- _DATA LINES_:
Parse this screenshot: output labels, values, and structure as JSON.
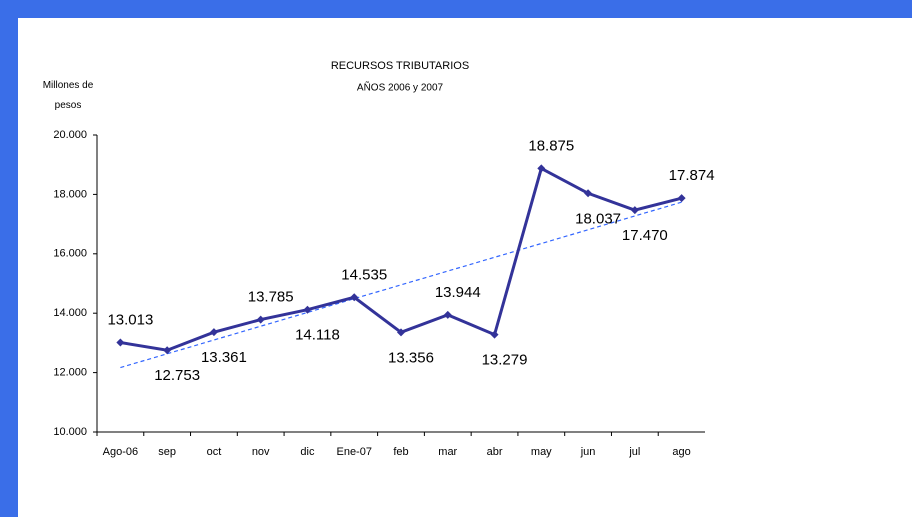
{
  "chart_data": {
    "type": "line",
    "title": "RECURSOS TRIBUTARIOS",
    "subtitle": "AÑOS 2006 y 2007",
    "y_label": "Millones de pesos",
    "categories": [
      "Ago-06",
      "sep",
      "oct",
      "nov",
      "dic",
      "Ene-07",
      "feb",
      "mar",
      "abr",
      "may",
      "jun",
      "jul",
      "ago"
    ],
    "series": [
      {
        "name": "Recursos tributarios",
        "color": "#333399",
        "values": [
          13013,
          12753,
          13361,
          13785,
          14118,
          14535,
          13356,
          13944,
          13279,
          18875,
          18037,
          17470,
          17874
        ],
        "value_labels": [
          "13.013",
          "12.753",
          "13.361",
          "13.785",
          "14.118",
          "14.535",
          "13.356",
          "13.944",
          "13.279",
          "18.875",
          "18.037",
          "17.470",
          "17.874"
        ]
      }
    ],
    "trendline": {
      "type": "linear",
      "color": "#3366ff"
    },
    "ylim": [
      10000,
      20000
    ],
    "yticks": [
      {
        "value": 10000,
        "label": "10.000"
      },
      {
        "value": 12000,
        "label": "12.000"
      },
      {
        "value": 14000,
        "label": "14.000"
      },
      {
        "value": 16000,
        "label": "16.000"
      },
      {
        "value": 18000,
        "label": "18.000"
      },
      {
        "value": 20000,
        "label": "20.000"
      }
    ],
    "grid": false
  }
}
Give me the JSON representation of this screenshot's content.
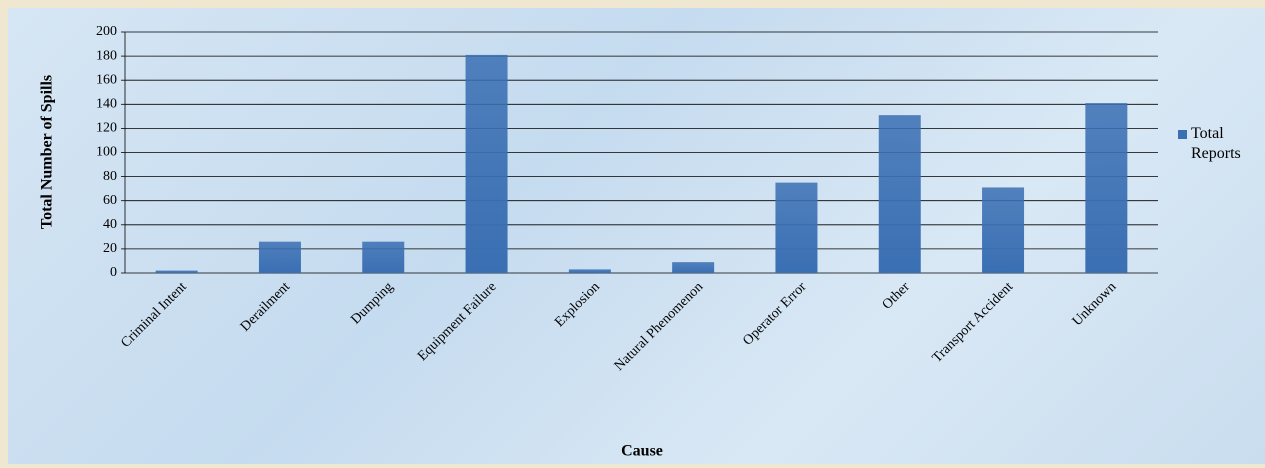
{
  "chart_data": {
    "type": "bar",
    "x_label": "Cause",
    "y_label": "Total Number of Spills",
    "categories": [
      "Criminal Intent",
      "Derailment",
      "Dumping",
      "Equipment Failure",
      "Explosion",
      "Natural Phenomenon",
      "Operator Error",
      "Other",
      "Transport Accident",
      "Unknown"
    ],
    "series": [
      {
        "name": "Total Reports",
        "color": "#3a6fb3",
        "values": [
          2,
          26,
          26,
          181,
          3,
          9,
          75,
          131,
          71,
          141
        ]
      }
    ],
    "ylim": [
      0,
      200
    ],
    "yticks": [
      0,
      20,
      40,
      60,
      80,
      100,
      120,
      140,
      160,
      180,
      200
    ],
    "grid": true,
    "legend": "right"
  }
}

- _TASK_:
Produce an exact copy of each line of data, skipping embedded images.

- _COMPLETE RESPONSE_:
Parse this screenshot: output labels, values, and structure as JSON.
{
  "chart_data": {
    "type": "line",
    "title": "RECURSOS TRIBUTARIOS",
    "subtitle": "AÑOS 2006 y 2007",
    "y_label": "Millones de pesos",
    "categories": [
      "Ago-06",
      "sep",
      "oct",
      "nov",
      "dic",
      "Ene-07",
      "feb",
      "mar",
      "abr",
      "may",
      "jun",
      "jul",
      "ago"
    ],
    "series": [
      {
        "name": "Recursos tributarios",
        "color": "#333399",
        "values": [
          13013,
          12753,
          13361,
          13785,
          14118,
          14535,
          13356,
          13944,
          13279,
          18875,
          18037,
          17470,
          17874
        ],
        "value_labels": [
          "13.013",
          "12.753",
          "13.361",
          "13.785",
          "14.118",
          "14.535",
          "13.356",
          "13.944",
          "13.279",
          "18.875",
          "18.037",
          "17.470",
          "17.874"
        ]
      }
    ],
    "trendline": {
      "type": "linear",
      "color": "#3366ff"
    },
    "ylim": [
      10000,
      20000
    ],
    "yticks": [
      {
        "value": 10000,
        "label": "10.000"
      },
      {
        "value": 12000,
        "label": "12.000"
      },
      {
        "value": 14000,
        "label": "14.000"
      },
      {
        "value": 16000,
        "label": "16.000"
      },
      {
        "value": 18000,
        "label": "18.000"
      },
      {
        "value": 20000,
        "label": "20.000"
      }
    ],
    "grid": false
  }
}
Give me the JSON representation of this screenshot's content.
{
  "chart_data": {
    "type": "bar",
    "x_label": "Cause",
    "y_label": "Total Number of Spills",
    "categories": [
      "Criminal Intent",
      "Derailment",
      "Dumping",
      "Equipment Failure",
      "Explosion",
      "Natural Phenomenon",
      "Operator Error",
      "Other",
      "Transport Accident",
      "Unknown"
    ],
    "series": [
      {
        "name": "Total Reports",
        "color": "#3a6fb3",
        "values": [
          2,
          26,
          26,
          181,
          3,
          9,
          75,
          131,
          71,
          141
        ]
      }
    ],
    "ylim": [
      0,
      200
    ],
    "yticks": [
      0,
      20,
      40,
      60,
      80,
      100,
      120,
      140,
      160,
      180,
      200
    ],
    "grid": true,
    "legend": "right"
  }
}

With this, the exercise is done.